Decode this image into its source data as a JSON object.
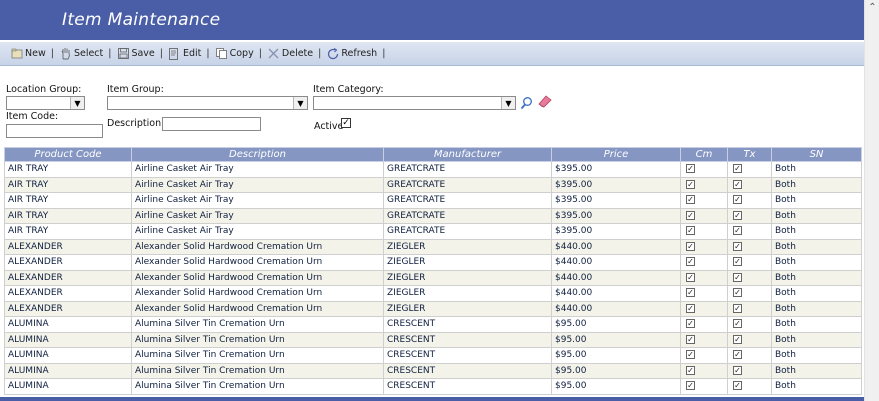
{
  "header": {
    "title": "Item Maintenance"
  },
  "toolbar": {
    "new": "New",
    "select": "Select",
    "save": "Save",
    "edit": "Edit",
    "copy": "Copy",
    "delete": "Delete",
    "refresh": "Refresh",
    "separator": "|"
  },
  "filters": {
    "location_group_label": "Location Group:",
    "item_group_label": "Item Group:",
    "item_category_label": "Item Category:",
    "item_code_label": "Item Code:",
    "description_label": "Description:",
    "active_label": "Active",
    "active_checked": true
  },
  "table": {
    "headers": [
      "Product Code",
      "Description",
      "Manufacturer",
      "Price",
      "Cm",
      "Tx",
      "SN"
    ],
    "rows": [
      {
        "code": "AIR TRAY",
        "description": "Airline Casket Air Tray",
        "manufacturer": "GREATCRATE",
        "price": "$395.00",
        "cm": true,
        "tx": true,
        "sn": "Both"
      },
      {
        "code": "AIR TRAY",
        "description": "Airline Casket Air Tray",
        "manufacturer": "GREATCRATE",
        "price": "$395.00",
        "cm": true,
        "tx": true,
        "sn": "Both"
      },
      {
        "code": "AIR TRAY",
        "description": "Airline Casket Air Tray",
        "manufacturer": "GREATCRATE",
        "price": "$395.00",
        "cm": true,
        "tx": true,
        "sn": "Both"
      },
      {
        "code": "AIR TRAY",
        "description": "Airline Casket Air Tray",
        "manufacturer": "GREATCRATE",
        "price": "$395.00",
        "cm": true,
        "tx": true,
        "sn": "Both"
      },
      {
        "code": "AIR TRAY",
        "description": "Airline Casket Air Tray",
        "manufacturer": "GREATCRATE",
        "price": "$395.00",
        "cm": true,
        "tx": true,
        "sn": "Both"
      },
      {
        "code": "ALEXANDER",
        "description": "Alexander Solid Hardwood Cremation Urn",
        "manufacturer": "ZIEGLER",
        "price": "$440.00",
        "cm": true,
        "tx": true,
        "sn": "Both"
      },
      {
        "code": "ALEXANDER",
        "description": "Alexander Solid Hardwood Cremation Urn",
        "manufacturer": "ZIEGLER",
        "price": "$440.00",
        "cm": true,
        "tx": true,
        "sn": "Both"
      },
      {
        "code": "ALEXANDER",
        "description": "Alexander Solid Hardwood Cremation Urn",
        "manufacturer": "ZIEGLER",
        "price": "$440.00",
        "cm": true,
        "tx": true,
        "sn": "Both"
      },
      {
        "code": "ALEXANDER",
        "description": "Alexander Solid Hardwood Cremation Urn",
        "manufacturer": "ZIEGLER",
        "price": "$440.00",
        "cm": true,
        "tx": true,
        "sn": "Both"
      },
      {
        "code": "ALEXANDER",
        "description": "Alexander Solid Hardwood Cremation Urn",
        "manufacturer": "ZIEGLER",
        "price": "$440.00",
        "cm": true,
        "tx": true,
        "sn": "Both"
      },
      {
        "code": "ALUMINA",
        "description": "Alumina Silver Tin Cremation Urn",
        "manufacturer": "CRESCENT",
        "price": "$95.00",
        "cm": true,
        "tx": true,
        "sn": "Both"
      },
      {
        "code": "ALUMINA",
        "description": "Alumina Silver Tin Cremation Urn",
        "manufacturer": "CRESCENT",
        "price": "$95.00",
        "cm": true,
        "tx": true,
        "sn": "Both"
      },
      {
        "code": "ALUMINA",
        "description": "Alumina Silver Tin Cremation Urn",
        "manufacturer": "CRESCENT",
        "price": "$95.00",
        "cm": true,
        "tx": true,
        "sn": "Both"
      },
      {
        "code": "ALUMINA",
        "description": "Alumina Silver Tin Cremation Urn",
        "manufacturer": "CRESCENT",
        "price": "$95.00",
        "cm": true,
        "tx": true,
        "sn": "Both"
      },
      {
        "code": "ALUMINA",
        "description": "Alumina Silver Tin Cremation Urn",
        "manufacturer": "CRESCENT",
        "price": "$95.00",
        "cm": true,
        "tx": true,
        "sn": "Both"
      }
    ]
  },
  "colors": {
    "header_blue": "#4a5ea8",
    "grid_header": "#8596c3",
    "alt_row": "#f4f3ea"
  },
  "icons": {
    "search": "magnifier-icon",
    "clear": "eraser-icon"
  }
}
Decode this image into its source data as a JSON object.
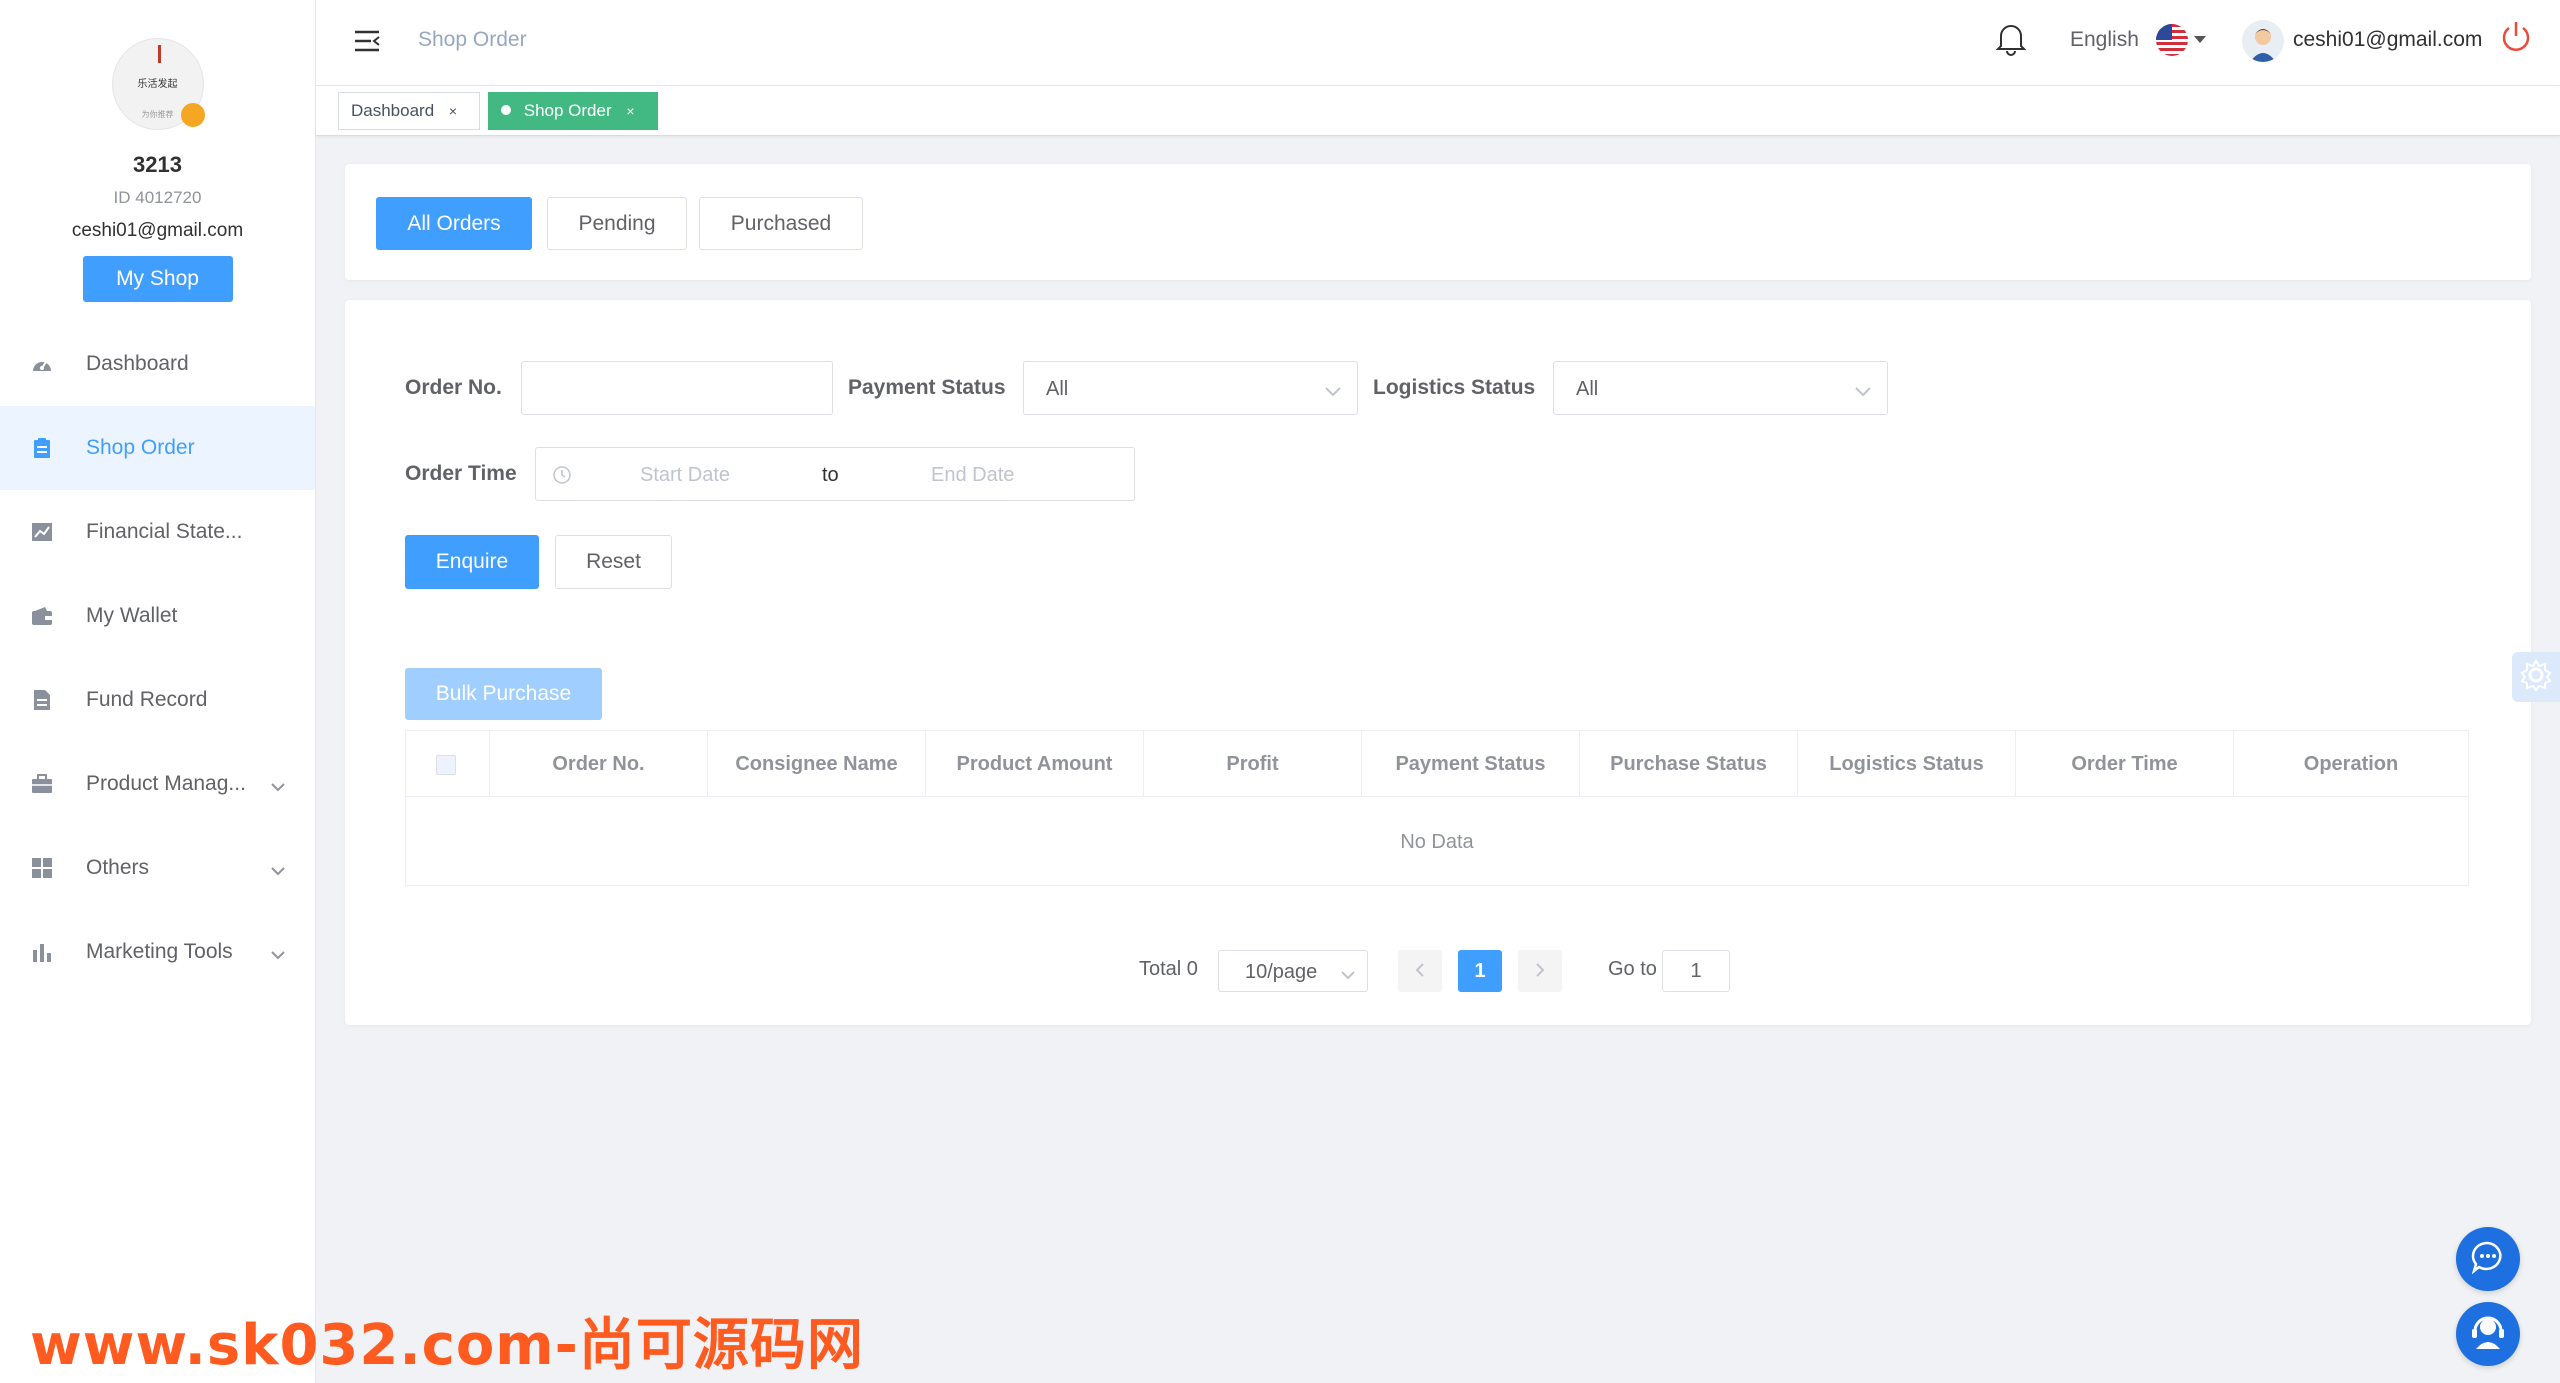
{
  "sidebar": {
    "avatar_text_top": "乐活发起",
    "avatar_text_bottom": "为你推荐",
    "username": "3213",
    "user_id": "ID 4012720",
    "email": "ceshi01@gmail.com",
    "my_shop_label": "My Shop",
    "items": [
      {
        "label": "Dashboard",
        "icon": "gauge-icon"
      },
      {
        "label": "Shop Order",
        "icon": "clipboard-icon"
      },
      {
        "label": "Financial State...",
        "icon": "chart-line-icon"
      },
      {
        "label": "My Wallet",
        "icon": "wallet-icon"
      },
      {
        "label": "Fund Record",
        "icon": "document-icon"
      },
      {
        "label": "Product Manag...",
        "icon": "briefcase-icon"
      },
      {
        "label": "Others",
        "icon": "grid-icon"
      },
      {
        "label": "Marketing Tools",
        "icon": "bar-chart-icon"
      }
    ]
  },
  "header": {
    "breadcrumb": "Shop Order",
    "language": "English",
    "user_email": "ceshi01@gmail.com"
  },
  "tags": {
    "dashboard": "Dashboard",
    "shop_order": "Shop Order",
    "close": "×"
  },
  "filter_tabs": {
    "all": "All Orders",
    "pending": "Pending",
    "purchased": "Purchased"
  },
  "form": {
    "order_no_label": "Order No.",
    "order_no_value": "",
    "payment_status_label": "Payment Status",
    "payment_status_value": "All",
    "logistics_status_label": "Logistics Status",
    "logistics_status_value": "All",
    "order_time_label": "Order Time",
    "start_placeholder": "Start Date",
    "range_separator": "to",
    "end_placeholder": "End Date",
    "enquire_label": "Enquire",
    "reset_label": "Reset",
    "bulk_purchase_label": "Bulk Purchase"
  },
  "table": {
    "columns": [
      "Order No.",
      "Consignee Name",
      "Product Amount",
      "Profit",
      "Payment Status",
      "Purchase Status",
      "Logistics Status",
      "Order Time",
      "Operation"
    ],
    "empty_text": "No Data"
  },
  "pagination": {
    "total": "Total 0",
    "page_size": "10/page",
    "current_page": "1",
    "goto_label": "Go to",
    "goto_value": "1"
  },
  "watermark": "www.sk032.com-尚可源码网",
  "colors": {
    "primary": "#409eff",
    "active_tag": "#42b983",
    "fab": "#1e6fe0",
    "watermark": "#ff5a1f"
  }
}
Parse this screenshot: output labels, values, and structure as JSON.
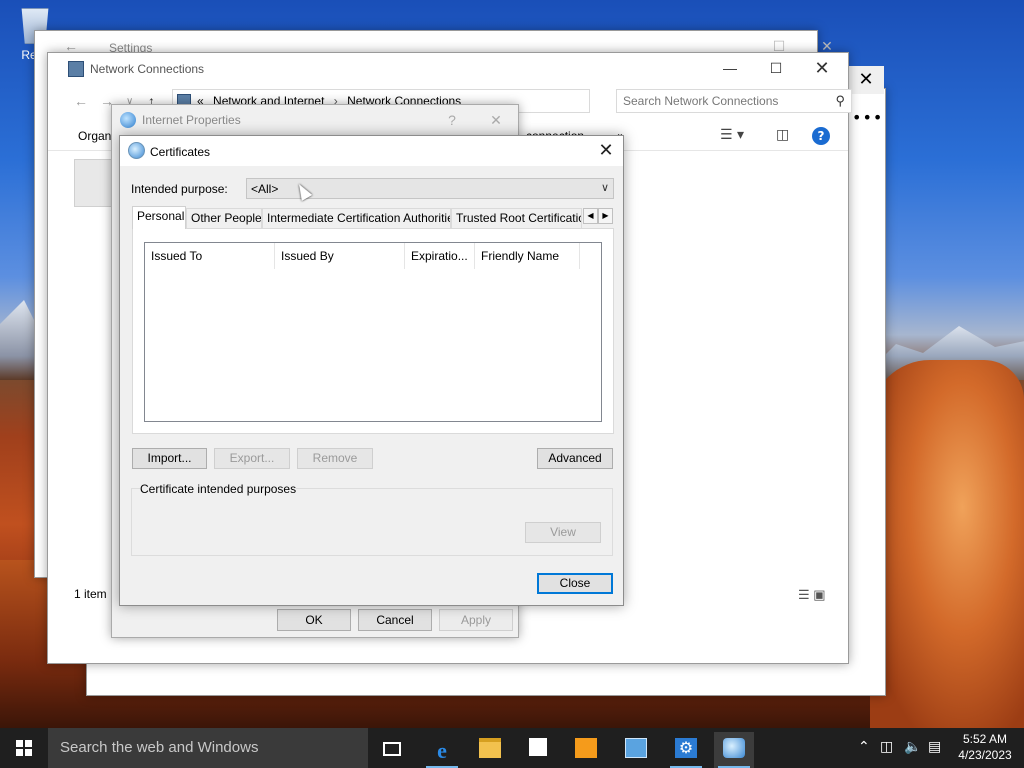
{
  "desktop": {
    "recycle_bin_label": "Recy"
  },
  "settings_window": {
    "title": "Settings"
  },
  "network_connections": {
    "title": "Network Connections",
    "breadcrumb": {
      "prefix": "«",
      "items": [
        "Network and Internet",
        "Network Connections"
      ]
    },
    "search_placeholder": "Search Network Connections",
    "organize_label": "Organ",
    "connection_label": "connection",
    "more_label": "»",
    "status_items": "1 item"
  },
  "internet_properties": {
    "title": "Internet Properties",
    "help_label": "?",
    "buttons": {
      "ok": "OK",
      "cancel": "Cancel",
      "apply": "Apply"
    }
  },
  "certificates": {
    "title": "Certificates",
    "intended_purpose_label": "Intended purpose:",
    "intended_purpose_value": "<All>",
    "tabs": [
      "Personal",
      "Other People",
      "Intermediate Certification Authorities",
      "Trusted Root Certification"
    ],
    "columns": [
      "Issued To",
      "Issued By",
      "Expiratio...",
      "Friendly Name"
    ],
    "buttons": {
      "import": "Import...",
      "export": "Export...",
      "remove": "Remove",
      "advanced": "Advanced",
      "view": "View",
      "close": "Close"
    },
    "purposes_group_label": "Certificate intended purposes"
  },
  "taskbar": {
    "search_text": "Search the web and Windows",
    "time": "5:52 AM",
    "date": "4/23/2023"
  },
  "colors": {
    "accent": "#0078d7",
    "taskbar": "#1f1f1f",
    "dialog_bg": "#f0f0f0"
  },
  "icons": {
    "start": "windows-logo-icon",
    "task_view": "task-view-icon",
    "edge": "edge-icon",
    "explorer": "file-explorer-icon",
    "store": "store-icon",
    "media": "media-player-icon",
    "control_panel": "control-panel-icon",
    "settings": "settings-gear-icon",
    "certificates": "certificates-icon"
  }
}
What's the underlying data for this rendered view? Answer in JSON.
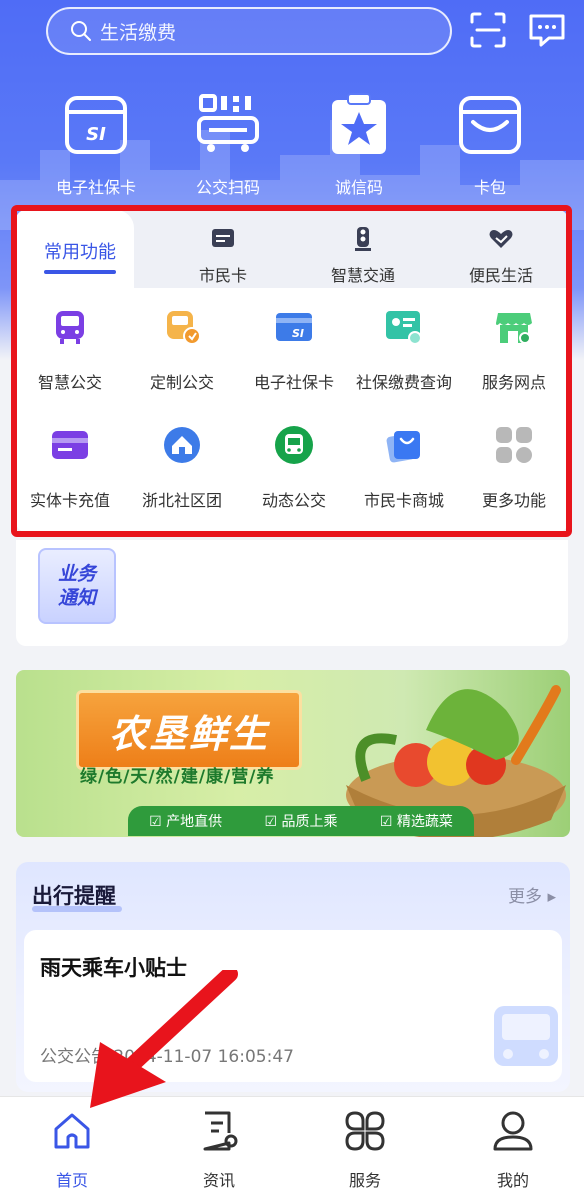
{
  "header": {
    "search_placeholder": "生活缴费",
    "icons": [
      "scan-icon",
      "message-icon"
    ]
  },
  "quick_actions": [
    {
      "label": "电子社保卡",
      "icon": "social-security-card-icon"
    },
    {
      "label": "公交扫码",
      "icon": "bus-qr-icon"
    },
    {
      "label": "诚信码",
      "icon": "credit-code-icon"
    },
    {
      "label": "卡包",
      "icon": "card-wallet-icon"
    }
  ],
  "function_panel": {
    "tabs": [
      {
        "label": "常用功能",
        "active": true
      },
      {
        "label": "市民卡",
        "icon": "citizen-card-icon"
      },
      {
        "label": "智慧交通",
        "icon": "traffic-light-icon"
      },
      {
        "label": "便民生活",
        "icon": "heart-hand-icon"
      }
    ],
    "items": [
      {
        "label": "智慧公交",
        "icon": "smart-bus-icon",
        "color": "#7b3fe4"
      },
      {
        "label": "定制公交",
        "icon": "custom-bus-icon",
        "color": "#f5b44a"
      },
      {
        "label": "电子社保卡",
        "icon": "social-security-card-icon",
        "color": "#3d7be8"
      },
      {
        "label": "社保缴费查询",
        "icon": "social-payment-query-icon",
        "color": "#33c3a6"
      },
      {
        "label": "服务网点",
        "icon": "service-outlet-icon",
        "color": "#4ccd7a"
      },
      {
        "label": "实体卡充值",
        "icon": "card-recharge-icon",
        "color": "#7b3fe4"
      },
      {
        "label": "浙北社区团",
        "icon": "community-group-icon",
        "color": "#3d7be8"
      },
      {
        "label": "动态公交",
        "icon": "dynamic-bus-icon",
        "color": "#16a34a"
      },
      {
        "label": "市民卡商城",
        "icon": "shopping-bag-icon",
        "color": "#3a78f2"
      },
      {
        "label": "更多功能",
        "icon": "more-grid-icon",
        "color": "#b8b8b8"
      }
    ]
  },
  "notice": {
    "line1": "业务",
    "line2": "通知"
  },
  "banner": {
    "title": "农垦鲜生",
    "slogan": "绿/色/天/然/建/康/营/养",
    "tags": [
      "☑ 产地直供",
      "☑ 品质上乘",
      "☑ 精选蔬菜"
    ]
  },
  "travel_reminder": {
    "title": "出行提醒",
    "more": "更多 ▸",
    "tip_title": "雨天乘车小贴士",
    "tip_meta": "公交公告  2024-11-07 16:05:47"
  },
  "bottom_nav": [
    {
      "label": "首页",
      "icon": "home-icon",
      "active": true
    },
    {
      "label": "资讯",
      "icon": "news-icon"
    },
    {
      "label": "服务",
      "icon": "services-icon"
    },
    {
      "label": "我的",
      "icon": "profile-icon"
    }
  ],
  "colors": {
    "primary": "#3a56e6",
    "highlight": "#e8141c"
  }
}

◆ Task description: Pick out the lines containing the word "JSON" and show them.

◆ Complete response:
Decode this image into its source data as a JSON object.
Decode this image into its source data as a JSON object.
Parse this screenshot: output labels, values, and structure as JSON.
What's the underlying data for this rendered view? Answer in JSON.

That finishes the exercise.